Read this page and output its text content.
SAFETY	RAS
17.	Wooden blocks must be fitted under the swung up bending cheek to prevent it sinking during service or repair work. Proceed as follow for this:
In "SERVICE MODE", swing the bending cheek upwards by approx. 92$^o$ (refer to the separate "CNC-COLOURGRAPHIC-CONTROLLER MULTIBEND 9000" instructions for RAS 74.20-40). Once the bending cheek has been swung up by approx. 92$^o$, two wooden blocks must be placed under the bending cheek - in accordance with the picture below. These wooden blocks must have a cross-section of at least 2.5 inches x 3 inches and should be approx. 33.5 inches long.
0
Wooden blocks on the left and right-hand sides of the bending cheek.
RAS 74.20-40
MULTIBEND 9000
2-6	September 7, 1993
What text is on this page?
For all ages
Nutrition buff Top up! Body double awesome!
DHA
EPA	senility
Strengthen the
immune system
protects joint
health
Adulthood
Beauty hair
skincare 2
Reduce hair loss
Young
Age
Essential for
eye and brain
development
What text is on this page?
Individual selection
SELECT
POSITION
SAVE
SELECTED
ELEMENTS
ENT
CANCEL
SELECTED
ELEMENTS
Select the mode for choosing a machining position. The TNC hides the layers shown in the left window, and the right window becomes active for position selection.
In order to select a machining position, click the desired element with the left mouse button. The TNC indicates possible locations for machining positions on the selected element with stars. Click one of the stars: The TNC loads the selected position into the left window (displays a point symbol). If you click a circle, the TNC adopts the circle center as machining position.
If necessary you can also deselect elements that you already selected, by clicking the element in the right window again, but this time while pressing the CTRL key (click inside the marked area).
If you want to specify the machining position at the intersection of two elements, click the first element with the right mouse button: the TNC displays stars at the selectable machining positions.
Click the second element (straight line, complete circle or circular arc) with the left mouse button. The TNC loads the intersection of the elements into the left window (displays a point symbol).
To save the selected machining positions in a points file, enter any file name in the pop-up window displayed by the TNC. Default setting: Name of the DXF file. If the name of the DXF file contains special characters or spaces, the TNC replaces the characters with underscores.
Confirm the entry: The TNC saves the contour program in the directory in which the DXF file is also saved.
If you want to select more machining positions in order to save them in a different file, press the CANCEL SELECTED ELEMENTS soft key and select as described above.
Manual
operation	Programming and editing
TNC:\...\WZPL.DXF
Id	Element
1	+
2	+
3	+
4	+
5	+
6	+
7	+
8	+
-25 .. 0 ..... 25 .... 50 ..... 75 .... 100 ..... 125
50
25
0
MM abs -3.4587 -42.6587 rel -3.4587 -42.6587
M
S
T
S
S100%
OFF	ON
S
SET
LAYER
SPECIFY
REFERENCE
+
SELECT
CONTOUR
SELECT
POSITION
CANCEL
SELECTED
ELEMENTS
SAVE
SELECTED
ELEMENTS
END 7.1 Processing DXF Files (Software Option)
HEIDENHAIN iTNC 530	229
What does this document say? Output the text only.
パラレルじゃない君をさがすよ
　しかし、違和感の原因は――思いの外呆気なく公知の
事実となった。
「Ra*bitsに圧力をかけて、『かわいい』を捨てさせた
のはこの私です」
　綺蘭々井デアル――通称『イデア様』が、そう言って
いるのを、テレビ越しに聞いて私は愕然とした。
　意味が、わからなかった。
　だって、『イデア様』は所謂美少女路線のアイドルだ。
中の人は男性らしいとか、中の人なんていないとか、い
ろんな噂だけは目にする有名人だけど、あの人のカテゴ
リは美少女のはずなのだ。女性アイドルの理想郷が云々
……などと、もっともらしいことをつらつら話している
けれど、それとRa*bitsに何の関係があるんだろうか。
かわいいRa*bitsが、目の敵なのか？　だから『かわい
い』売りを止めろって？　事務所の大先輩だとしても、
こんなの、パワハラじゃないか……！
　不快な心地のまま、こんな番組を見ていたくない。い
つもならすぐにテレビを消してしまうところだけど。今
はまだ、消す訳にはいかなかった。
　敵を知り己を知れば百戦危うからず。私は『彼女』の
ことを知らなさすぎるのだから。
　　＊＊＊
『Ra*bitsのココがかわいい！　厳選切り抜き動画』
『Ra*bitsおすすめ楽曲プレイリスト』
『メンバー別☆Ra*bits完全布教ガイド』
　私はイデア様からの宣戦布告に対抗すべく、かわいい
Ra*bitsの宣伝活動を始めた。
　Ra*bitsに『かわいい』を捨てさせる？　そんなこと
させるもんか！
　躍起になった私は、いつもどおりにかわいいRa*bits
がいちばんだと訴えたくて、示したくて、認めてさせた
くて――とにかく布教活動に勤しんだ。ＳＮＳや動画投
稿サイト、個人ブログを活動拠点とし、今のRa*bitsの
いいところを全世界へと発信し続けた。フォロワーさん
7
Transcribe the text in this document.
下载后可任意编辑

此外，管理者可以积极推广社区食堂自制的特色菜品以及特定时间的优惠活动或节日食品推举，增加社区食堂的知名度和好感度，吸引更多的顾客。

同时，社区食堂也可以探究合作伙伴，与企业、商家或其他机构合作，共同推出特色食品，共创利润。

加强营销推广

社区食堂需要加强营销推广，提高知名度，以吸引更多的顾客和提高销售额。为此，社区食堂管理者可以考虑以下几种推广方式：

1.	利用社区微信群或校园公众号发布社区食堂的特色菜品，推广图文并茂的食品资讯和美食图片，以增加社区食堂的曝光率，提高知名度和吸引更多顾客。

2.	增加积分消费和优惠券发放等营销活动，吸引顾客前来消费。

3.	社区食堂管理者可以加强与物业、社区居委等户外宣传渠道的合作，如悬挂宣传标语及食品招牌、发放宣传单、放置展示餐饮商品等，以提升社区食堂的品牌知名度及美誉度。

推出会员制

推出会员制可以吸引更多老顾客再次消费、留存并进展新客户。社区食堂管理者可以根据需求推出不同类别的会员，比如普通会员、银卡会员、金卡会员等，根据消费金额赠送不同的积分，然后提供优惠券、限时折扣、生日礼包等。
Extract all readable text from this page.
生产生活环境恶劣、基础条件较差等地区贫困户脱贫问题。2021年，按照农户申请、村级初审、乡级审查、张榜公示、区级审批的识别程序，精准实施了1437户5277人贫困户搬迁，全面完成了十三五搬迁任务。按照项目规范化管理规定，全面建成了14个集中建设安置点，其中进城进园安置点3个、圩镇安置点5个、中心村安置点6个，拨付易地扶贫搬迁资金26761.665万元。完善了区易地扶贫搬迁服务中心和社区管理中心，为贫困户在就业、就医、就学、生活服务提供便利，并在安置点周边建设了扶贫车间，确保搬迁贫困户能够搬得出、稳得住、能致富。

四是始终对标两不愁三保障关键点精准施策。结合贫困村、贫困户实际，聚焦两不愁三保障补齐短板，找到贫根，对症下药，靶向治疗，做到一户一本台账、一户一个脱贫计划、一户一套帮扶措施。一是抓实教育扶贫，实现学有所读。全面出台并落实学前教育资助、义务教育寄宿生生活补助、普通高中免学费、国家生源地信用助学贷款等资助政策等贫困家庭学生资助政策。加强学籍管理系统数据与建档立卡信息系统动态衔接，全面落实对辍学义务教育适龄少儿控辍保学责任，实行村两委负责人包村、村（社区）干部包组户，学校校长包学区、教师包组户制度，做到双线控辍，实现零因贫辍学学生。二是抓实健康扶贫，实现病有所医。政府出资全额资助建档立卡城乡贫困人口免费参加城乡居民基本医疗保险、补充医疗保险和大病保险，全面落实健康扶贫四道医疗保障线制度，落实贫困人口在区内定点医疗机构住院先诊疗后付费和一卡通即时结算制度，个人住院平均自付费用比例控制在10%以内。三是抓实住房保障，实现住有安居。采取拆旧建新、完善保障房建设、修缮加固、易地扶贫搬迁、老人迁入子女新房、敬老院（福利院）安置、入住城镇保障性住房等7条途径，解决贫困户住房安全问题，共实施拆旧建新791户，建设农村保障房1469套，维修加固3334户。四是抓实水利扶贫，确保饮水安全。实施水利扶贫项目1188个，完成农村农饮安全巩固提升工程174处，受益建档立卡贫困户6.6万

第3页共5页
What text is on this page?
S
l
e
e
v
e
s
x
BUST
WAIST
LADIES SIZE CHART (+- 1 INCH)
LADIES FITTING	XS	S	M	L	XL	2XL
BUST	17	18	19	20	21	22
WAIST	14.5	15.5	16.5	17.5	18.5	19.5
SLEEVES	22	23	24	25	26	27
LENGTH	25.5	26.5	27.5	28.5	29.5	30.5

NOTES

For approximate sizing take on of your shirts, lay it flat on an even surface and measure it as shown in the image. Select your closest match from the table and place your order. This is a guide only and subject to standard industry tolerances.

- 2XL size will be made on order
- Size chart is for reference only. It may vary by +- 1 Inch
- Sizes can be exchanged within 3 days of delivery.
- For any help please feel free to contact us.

::::

Give back exactly the lines beginning at the one with "Transcribe the text in this document." and ending at the final line of the material; both boundary lines belong in it.

Transcribe the text in this document.
下载后可任意编辑

此外，管理者可以积极推广社区食堂自制的特色菜品以及特定时间的优惠活动或节日食品推举，增加社区食堂的知名度和好感度，吸引更多的顾客。

同时，社区食堂也可以探究合作伙伴，与企业、商家或其他机构合作，共同推出特色食品，共创利润。

加强营销推广

社区食堂需要加强营销推广，提高知名度，以吸引更多的顾客和提高销售额。为此，社区食堂管理者可以考虑以下几种推广方式：

1.	利用社区微信群或校园公众号发布社区食堂的特色菜品，推广图文并茂的食品资讯和美食图片，以增加社区食堂的曝光率，提高知名度和吸引更多顾客。

2.	增加积分消费和优惠券发放等营销活动，吸引顾客前来消费。

3.	社区食堂管理者可以加强与物业、社区居委等户外宣传渠道的合作，如悬挂宣传标语及食品招牌、发放宣传单、放置展示餐饮商品等，以提升社区食堂的品牌知名度及美誉度。

推出会员制

推出会员制可以吸引更多老顾客再次消费、留存并进展新客户。社区食堂管理者可以根据需求推出不同类别的会员，比如普通会员、银卡会员、金卡会员等，根据消费金额赠送不同的积分，然后提供优惠券、限时折扣、生日礼包等。
Extract all readable text from this page.
生产生活环境恶劣、基础条件较差等地区贫困户脱贫问题。2021年，按照农户申请、村级初审、乡级审查、张榜公示、区级审批的识别程序，精准实施了1437户5277人贫困户搬迁，全面完成了十三五搬迁任务。按照项目规范化管理规定，全面建成了14个集中建设安置点，其中进城进园安置点3个、圩镇安置点5个、中心村安置点6个，拨付易地扶贫搬迁资金26761.665万元。完善了区易地扶贫搬迁服务中心和社区管理中心，为贫困户在就业、就医、就学、生活服务提供便利，并在安置点周边建设了扶贫车间，确保搬迁贫困户能够搬得出、稳得住、能致富。

四是始终对标两不愁三保障关键点精准施策。结合贫困村、贫困户实际，聚焦两不愁三保障补齐短板，找到贫根，对症下药，靶向治疗，做到一户一本台账、一户一个脱贫计划、一户一套帮扶措施。一是抓实教育扶贫，实现学有所读。全面出台并落实学前教育资助、义务教育寄宿生生活补助、普通高中免学费、国家生源地信用助学贷款等资助政策等贫困家庭学生资助政策。加强学籍管理系统数据与建档立卡信息系统动态衔接，全面落实对辍学义务教育适龄少儿控辍保学责任，实行村两委负责人包村、村（社区）干部包组户，学校校长包学区、教师包组户制度，做到双线控辍，实现零因贫辍学学生。二是抓实健康扶贫，实现病有所医。政府出资全额资助建档立卡城乡贫困人口免费参加城乡居民基本医疗保险、补充医疗保险和大病保险，全面落实健康扶贫四道医疗保障线制度，落实贫困人口在区内定点医疗机构住院先诊疗后付费和一卡通即时结算制度，个人住院平均自付费用比例控制在10%以内。三是抓实住房保障，实现住有安居。采取拆旧建新、完善保障房建设、修缮加固、易地扶贫搬迁、老人迁入子女新房、敬老院（福利院）安置、入住城镇保障性住房等7条途径，解决贫困户住房安全问题，共实施拆旧建新791户，建设农村保障房1469套，维修加固3334户。四是抓实水利扶贫，确保饮水安全。实施水利扶贫项目1188个，完成农村农饮安全巩固提升工程174处，受益建档立卡贫困户6.6万

第3页共5页
What text is on this page?
S
l
e
e
v
e
s
x
BUST
WAIST
LADIES SIZE CHART (+- 1 INCH)
LADIES FITTING	XS	S	M	L	XL	2XL
BUST	17	18	19	20	21	22
WAIST	14.5	15.5	16.5	17.5	18.5	19.5
SLEEVES	22	23	24	25	26	27
LENGTH	25.5	26.5	27.5	28.5	29.5	30.5

NOTES

For approximate sizing take on of your shirts, lay it flat on an even surface and measure it as shown in the image. Select your closest match from the table and place your order. This is a guide only and subject to standard industry tolerances.

- 2XL size will be made on order
- Size chart is for reference only. It may vary by +- 1 Inch
- Sizes can be exchanged within 3 days of delivery.
- For any help please feel free to contact us.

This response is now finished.